ACTIVITY: Lines holding the string "Elusimicrobiota" are the ones to copy from this listing.

★ ★ ★

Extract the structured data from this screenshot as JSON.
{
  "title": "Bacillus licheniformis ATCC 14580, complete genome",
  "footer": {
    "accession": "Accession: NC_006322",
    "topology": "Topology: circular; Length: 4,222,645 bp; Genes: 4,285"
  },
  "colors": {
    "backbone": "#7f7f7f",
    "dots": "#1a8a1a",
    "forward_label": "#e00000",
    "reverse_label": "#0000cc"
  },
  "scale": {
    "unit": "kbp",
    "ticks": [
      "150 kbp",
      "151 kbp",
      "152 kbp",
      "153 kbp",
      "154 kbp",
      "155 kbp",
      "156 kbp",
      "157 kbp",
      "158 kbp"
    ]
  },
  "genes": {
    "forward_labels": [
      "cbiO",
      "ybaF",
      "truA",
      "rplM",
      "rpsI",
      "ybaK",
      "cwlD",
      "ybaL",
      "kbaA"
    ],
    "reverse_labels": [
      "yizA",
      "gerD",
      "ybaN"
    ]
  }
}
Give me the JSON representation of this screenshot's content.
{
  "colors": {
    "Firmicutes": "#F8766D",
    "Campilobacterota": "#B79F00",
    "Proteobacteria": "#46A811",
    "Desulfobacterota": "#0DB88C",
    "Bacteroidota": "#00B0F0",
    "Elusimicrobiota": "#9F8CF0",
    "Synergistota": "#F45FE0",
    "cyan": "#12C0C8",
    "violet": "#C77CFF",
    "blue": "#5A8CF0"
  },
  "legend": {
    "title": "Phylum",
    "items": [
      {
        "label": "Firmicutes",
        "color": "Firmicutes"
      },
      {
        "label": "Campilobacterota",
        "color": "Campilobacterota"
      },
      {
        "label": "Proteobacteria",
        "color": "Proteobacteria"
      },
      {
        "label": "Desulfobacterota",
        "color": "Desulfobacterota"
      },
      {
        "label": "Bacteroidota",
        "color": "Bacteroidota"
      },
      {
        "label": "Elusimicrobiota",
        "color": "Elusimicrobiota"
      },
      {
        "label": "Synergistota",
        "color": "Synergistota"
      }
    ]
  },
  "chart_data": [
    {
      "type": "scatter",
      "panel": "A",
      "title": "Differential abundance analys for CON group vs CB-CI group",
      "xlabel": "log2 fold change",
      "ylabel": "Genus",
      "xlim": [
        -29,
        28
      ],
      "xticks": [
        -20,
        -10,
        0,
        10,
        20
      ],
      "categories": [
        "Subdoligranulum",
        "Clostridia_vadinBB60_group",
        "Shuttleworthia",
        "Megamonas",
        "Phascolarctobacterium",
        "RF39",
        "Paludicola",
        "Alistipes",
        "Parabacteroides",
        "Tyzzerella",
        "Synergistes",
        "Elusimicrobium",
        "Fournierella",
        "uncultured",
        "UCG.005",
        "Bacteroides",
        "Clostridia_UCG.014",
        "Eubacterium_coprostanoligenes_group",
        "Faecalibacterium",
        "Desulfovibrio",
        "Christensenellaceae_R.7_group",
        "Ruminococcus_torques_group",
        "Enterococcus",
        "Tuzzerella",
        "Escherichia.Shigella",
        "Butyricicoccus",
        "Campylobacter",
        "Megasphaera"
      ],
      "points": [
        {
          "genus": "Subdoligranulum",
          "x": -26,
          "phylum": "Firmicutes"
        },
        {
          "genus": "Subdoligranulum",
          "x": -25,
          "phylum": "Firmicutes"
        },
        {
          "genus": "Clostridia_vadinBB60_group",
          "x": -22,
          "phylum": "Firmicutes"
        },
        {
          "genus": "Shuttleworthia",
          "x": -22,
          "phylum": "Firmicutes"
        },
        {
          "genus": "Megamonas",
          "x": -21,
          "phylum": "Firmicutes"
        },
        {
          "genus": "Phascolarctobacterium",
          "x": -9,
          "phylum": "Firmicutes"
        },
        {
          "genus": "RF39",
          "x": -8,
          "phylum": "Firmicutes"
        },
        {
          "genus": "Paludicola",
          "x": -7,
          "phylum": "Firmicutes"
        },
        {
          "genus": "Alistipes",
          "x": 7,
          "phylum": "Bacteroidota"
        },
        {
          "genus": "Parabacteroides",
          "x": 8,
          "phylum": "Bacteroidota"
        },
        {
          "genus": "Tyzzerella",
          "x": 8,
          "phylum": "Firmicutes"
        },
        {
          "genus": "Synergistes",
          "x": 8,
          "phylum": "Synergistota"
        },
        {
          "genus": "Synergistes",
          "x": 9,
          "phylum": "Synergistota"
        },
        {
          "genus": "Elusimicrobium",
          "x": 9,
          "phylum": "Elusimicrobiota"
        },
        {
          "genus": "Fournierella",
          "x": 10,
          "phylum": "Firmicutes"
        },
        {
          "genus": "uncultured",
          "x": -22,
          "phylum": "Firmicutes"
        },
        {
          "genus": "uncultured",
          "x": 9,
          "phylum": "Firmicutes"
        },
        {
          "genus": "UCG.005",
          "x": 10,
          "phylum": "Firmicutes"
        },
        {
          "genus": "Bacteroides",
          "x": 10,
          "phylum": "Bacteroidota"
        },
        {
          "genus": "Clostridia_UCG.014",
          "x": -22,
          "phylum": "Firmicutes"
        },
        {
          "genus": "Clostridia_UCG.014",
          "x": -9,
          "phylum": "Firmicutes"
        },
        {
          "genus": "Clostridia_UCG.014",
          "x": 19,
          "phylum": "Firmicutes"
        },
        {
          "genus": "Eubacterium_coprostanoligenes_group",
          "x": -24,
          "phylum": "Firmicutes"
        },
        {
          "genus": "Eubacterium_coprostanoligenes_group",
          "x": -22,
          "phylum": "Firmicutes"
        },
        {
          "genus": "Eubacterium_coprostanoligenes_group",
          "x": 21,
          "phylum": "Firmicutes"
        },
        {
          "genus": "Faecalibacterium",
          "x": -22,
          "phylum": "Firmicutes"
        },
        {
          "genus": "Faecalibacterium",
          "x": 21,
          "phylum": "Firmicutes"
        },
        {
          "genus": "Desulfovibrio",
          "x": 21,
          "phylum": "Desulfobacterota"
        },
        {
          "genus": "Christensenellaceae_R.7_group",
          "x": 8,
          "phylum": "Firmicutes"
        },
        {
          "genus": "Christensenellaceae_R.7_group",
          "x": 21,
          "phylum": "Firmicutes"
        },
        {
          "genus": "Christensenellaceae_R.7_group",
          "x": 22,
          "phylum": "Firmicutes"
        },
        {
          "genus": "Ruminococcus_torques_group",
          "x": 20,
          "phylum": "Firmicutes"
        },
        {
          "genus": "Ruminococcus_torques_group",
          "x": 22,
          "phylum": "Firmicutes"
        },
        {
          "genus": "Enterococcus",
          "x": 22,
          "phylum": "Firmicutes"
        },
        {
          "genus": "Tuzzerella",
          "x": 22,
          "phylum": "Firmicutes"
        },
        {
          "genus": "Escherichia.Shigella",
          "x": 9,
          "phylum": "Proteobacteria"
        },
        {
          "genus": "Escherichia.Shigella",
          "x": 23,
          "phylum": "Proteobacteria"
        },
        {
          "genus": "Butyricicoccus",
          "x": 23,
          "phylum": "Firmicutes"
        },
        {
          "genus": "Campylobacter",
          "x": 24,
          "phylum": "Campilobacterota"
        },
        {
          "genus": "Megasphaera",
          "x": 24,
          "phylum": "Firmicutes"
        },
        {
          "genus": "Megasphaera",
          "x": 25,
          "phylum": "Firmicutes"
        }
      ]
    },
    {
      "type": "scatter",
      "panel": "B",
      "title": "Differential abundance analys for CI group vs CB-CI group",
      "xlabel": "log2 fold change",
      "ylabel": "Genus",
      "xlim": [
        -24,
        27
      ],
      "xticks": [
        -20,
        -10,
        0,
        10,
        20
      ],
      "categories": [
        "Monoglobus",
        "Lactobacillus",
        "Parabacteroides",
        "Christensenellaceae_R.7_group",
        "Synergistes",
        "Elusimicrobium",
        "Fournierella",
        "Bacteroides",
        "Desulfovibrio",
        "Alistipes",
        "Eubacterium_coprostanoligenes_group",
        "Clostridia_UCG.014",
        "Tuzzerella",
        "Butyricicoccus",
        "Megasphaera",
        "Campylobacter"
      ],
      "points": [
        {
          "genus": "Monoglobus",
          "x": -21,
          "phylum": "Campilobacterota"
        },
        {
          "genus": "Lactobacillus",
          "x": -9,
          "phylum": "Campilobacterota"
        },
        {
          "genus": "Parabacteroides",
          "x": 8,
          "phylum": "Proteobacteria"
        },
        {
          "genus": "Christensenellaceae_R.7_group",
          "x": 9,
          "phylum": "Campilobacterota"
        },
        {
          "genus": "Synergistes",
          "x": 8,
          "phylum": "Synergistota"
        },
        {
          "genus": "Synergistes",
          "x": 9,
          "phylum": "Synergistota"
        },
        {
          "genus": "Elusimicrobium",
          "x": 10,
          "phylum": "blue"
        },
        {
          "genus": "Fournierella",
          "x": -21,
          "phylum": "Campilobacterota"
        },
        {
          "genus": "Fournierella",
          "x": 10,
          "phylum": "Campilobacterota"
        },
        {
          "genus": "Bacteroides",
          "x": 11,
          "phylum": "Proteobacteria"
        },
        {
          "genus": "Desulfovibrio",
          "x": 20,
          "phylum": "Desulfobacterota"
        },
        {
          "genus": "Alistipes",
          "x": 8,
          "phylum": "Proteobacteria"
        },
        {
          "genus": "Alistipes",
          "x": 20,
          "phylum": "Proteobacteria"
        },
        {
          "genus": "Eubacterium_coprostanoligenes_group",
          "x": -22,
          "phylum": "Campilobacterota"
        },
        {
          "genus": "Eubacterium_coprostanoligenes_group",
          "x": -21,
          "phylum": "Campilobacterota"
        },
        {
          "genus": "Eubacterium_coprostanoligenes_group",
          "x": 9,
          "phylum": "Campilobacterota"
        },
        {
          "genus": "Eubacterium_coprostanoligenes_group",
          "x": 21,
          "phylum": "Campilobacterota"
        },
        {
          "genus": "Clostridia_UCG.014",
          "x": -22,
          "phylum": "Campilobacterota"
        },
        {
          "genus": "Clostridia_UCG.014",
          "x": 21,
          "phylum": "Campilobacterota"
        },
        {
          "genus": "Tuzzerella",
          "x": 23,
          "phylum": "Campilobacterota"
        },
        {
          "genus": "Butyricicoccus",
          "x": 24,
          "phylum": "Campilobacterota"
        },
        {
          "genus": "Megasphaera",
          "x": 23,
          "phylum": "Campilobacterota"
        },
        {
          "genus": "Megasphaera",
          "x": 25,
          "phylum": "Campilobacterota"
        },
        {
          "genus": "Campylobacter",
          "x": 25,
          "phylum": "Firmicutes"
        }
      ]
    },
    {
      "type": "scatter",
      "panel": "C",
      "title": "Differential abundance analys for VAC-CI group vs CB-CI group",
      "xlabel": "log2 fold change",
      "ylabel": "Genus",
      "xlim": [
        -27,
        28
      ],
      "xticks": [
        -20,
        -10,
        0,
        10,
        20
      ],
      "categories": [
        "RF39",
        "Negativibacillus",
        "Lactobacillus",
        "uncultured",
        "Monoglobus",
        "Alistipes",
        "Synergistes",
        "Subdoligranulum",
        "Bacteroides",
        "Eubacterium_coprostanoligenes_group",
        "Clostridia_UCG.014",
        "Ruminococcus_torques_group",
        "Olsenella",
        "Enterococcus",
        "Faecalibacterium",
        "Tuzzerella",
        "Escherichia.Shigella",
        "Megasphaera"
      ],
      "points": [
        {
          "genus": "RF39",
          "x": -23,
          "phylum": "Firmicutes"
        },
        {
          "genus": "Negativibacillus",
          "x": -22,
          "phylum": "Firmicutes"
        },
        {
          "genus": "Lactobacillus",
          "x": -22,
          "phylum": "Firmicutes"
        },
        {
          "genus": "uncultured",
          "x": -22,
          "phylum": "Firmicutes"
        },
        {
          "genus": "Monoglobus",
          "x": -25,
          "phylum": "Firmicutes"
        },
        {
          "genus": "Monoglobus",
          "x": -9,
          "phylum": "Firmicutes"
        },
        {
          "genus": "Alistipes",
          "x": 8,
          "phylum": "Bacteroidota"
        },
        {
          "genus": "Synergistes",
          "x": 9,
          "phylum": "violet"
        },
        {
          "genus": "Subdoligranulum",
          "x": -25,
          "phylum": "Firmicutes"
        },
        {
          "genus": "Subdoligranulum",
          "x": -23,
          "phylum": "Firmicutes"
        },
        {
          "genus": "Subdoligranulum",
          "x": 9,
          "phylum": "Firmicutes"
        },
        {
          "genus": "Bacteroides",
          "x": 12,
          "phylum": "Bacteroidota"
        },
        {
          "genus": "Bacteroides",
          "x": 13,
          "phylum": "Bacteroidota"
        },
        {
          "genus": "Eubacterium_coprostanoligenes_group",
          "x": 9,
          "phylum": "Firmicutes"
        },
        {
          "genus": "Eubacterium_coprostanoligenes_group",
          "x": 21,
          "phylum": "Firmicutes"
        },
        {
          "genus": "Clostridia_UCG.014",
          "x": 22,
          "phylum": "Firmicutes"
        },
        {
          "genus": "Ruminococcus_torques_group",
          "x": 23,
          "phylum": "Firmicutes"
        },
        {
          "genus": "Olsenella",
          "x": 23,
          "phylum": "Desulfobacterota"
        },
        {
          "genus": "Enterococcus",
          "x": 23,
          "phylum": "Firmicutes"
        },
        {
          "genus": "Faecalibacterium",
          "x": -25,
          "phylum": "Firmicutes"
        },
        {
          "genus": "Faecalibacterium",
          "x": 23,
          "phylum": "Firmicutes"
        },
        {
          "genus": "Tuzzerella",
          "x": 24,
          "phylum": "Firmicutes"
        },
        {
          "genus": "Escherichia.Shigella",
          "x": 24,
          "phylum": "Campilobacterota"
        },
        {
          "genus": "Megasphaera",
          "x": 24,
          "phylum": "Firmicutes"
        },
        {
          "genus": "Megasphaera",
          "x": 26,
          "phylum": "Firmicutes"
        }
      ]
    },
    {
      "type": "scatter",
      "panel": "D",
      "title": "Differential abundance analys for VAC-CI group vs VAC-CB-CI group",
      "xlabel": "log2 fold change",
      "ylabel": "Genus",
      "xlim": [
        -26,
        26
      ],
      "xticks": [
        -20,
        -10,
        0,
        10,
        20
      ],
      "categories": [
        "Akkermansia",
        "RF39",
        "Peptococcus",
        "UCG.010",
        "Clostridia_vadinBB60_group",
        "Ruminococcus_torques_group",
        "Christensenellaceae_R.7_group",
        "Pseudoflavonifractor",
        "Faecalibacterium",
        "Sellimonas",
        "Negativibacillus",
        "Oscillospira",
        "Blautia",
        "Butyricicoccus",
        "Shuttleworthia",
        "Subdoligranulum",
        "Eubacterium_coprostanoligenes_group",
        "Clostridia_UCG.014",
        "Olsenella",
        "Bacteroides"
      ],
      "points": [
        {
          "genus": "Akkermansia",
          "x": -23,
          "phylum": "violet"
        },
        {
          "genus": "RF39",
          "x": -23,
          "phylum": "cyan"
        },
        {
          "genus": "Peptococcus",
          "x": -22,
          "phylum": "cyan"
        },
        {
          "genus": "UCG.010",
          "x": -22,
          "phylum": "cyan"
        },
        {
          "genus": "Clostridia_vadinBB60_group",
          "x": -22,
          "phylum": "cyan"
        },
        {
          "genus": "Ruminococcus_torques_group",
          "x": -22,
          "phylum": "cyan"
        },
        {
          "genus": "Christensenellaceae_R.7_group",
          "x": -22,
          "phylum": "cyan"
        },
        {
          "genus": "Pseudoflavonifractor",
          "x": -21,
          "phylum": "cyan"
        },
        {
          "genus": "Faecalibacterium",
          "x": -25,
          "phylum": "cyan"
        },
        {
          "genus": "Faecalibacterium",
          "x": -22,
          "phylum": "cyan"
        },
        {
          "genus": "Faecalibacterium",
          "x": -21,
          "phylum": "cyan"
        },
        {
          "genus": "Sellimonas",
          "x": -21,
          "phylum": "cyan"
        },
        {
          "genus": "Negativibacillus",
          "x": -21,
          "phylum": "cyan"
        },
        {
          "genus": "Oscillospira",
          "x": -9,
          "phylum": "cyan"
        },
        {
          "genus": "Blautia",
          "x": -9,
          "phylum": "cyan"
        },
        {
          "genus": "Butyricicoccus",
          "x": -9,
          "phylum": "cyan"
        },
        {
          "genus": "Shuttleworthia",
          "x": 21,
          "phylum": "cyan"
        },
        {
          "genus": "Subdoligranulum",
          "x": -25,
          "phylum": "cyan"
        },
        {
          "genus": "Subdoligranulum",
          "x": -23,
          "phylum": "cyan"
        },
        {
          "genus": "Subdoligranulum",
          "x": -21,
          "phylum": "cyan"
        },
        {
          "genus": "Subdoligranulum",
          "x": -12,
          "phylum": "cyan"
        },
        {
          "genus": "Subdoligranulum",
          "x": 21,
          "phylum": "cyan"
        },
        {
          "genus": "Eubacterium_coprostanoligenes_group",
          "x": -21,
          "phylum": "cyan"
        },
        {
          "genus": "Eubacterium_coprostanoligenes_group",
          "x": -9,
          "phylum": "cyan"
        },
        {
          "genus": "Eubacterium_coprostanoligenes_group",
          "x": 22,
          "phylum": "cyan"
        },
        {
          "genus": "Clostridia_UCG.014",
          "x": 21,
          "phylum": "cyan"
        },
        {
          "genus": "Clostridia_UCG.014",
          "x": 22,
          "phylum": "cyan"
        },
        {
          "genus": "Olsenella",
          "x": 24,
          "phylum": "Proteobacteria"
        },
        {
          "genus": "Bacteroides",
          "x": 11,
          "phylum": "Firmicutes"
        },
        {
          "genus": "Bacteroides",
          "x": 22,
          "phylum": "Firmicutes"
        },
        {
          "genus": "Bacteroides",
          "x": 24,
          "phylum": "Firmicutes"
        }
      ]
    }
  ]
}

★ ★ ★

TASK SOLUTION:
    "Elusimicrobiota": "#9F8CF0",
        "label": "Elusimicrobiota",
        "color": "Elusimicrobiota"
          "phylum": "Elusimicrobiota"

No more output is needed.